# WHAT TO PRODUCE:
Reproduce the following material exactly, including every line.

# RECORDED DATA:
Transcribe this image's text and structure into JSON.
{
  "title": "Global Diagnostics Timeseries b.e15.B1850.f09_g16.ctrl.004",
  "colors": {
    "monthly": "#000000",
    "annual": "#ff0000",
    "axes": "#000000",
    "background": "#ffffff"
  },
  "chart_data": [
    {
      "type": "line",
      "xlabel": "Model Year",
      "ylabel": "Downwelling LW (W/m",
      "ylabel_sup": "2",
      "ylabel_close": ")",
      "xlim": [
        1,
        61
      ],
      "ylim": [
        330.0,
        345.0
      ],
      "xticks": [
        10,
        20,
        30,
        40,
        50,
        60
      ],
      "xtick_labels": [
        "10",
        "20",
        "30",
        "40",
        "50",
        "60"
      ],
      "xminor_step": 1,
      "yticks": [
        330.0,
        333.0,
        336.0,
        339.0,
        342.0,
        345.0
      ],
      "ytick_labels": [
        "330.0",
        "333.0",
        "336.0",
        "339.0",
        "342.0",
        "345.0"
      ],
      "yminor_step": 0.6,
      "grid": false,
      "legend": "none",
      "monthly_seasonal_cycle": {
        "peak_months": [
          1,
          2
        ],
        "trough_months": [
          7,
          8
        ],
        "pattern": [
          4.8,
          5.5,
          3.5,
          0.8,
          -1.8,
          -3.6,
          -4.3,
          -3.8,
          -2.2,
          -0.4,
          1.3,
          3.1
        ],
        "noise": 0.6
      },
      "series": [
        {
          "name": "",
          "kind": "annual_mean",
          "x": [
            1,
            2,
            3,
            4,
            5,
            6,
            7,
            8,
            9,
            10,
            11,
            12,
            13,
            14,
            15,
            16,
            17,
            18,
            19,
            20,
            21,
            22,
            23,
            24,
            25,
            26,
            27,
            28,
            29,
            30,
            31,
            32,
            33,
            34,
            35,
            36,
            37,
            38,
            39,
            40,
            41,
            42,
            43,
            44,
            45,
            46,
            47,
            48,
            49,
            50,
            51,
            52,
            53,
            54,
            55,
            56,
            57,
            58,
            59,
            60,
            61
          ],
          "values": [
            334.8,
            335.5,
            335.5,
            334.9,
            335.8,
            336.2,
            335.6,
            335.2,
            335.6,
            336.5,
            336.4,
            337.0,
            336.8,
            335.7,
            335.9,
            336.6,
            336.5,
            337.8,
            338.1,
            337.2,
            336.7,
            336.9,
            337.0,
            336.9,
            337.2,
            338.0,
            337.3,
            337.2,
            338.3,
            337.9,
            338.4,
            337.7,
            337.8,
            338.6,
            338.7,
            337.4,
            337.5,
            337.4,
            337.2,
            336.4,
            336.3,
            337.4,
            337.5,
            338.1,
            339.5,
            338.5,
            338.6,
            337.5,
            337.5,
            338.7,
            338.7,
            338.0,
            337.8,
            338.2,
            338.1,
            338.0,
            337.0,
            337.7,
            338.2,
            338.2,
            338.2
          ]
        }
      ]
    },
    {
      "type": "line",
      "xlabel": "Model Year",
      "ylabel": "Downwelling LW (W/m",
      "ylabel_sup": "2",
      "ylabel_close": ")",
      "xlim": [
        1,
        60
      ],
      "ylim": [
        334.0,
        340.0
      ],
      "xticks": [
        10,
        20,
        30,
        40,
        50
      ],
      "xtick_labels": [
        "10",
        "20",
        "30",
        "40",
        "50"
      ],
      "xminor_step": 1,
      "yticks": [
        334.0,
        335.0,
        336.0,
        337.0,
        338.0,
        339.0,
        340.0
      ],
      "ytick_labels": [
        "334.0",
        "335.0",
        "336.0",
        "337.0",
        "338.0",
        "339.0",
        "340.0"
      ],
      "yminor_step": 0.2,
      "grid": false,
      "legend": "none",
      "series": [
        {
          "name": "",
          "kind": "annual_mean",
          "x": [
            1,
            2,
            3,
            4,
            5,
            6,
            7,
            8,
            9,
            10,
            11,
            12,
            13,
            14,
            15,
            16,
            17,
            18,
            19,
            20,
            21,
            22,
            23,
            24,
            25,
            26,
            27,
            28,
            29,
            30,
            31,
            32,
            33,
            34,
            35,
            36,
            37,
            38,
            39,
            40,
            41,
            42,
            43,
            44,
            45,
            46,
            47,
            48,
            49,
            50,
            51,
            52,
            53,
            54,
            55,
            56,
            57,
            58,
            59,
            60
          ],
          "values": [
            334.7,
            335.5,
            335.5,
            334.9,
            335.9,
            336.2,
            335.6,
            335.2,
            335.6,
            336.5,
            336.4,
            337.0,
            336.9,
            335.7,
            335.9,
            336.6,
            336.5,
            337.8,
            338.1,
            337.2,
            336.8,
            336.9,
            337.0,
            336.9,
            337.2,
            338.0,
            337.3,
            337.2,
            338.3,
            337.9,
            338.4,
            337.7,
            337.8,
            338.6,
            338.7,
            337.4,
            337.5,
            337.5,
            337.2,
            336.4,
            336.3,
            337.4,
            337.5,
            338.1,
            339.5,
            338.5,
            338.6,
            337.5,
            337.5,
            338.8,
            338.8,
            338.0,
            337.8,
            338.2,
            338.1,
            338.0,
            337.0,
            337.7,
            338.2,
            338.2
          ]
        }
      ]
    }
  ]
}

# THE REPLY:
Transcribe this image's text and structure into JSON.
{
  "title": "Global Diagnostics Timeseries b.e15.B1850.f09_g16.ctrl.004",
  "colors": {
    "monthly": "#000000",
    "annual": "#ff0000",
    "axes": "#000000",
    "background": "#ffffff"
  },
  "chart_data": [
    {
      "type": "line",
      "xlabel": "Model Year",
      "ylabel": "Downwelling LW (W/m",
      "ylabel_sup": "2",
      "ylabel_close": ")",
      "xlim": [
        1,
        61
      ],
      "ylim": [
        330.0,
        345.0
      ],
      "xticks": [
        10,
        20,
        30,
        40,
        50,
        60
      ],
      "xtick_labels": [
        "10",
        "20",
        "30",
        "40",
        "50",
        "60"
      ],
      "xminor_step": 1,
      "yticks": [
        330.0,
        333.0,
        336.0,
        339.0,
        342.0,
        345.0
      ],
      "ytick_labels": [
        "330.0",
        "333.0",
        "336.0",
        "339.0",
        "342.0",
        "345.0"
      ],
      "yminor_step": 0.6,
      "grid": false,
      "legend": "none",
      "monthly_seasonal_cycle": {
        "peak_months": [
          1,
          2
        ],
        "trough_months": [
          7,
          8
        ],
        "pattern": [
          4.8,
          5.5,
          3.5,
          0.8,
          -1.8,
          -3.6,
          -4.3,
          -3.8,
          -2.2,
          -0.4,
          1.3,
          3.1
        ],
        "noise": 0.6
      },
      "series": [
        {
          "name": "",
          "kind": "annual_mean",
          "x": [
            1,
            2,
            3,
            4,
            5,
            6,
            7,
            8,
            9,
            10,
            11,
            12,
            13,
            14,
            15,
            16,
            17,
            18,
            19,
            20,
            21,
            22,
            23,
            24,
            25,
            26,
            27,
            28,
            29,
            30,
            31,
            32,
            33,
            34,
            35,
            36,
            37,
            38,
            39,
            40,
            41,
            42,
            43,
            44,
            45,
            46,
            47,
            48,
            49,
            50,
            51,
            52,
            53,
            54,
            55,
            56,
            57,
            58,
            59,
            60,
            61
          ],
          "values": [
            334.8,
            335.5,
            335.5,
            334.9,
            335.8,
            336.2,
            335.6,
            335.2,
            335.6,
            336.5,
            336.4,
            337.0,
            336.8,
            335.7,
            335.9,
            336.6,
            336.5,
            337.8,
            338.1,
            337.2,
            336.7,
            336.9,
            337.0,
            336.9,
            337.2,
            338.0,
            337.3,
            337.2,
            338.3,
            337.9,
            338.4,
            337.7,
            337.8,
            338.6,
            338.7,
            337.4,
            337.5,
            337.4,
            337.2,
            336.4,
            336.3,
            337.4,
            337.5,
            338.1,
            339.5,
            338.5,
            338.6,
            337.5,
            337.5,
            338.7,
            338.7,
            338.0,
            337.8,
            338.2,
            338.1,
            338.0,
            337.0,
            337.7,
            338.2,
            338.2,
            338.2
          ]
        }
      ]
    },
    {
      "type": "line",
      "xlabel": "Model Year",
      "ylabel": "Downwelling LW (W/m",
      "ylabel_sup": "2",
      "ylabel_close": ")",
      "xlim": [
        1,
        60
      ],
      "ylim": [
        334.0,
        340.0
      ],
      "xticks": [
        10,
        20,
        30,
        40,
        50
      ],
      "xtick_labels": [
        "10",
        "20",
        "30",
        "40",
        "50"
      ],
      "xminor_step": 1,
      "yticks": [
        334.0,
        335.0,
        336.0,
        337.0,
        338.0,
        339.0,
        340.0
      ],
      "ytick_labels": [
        "334.0",
        "335.0",
        "336.0",
        "337.0",
        "338.0",
        "339.0",
        "340.0"
      ],
      "yminor_step": 0.2,
      "grid": false,
      "legend": "none",
      "series": [
        {
          "name": "",
          "kind": "annual_mean",
          "x": [
            1,
            2,
            3,
            4,
            5,
            6,
            7,
            8,
            9,
            10,
            11,
            12,
            13,
            14,
            15,
            16,
            17,
            18,
            19,
            20,
            21,
            22,
            23,
            24,
            25,
            26,
            27,
            28,
            29,
            30,
            31,
            32,
            33,
            34,
            35,
            36,
            37,
            38,
            39,
            40,
            41,
            42,
            43,
            44,
            45,
            46,
            47,
            48,
            49,
            50,
            51,
            52,
            53,
            54,
            55,
            56,
            57,
            58,
            59,
            60
          ],
          "values": [
            334.7,
            335.5,
            335.5,
            334.9,
            335.9,
            336.2,
            335.6,
            335.2,
            335.6,
            336.5,
            336.4,
            337.0,
            336.9,
            335.7,
            335.9,
            336.6,
            336.5,
            337.8,
            338.1,
            337.2,
            336.8,
            336.9,
            337.0,
            336.9,
            337.2,
            338.0,
            337.3,
            337.2,
            338.3,
            337.9,
            338.4,
            337.7,
            337.8,
            338.6,
            338.7,
            337.4,
            337.5,
            337.5,
            337.2,
            336.4,
            336.3,
            337.4,
            337.5,
            338.1,
            339.5,
            338.5,
            338.6,
            337.5,
            337.5,
            338.8,
            338.8,
            338.0,
            337.8,
            338.2,
            338.1,
            338.0,
            337.0,
            337.7,
            338.2,
            338.2
          ]
        }
      ]
    }
  ]
}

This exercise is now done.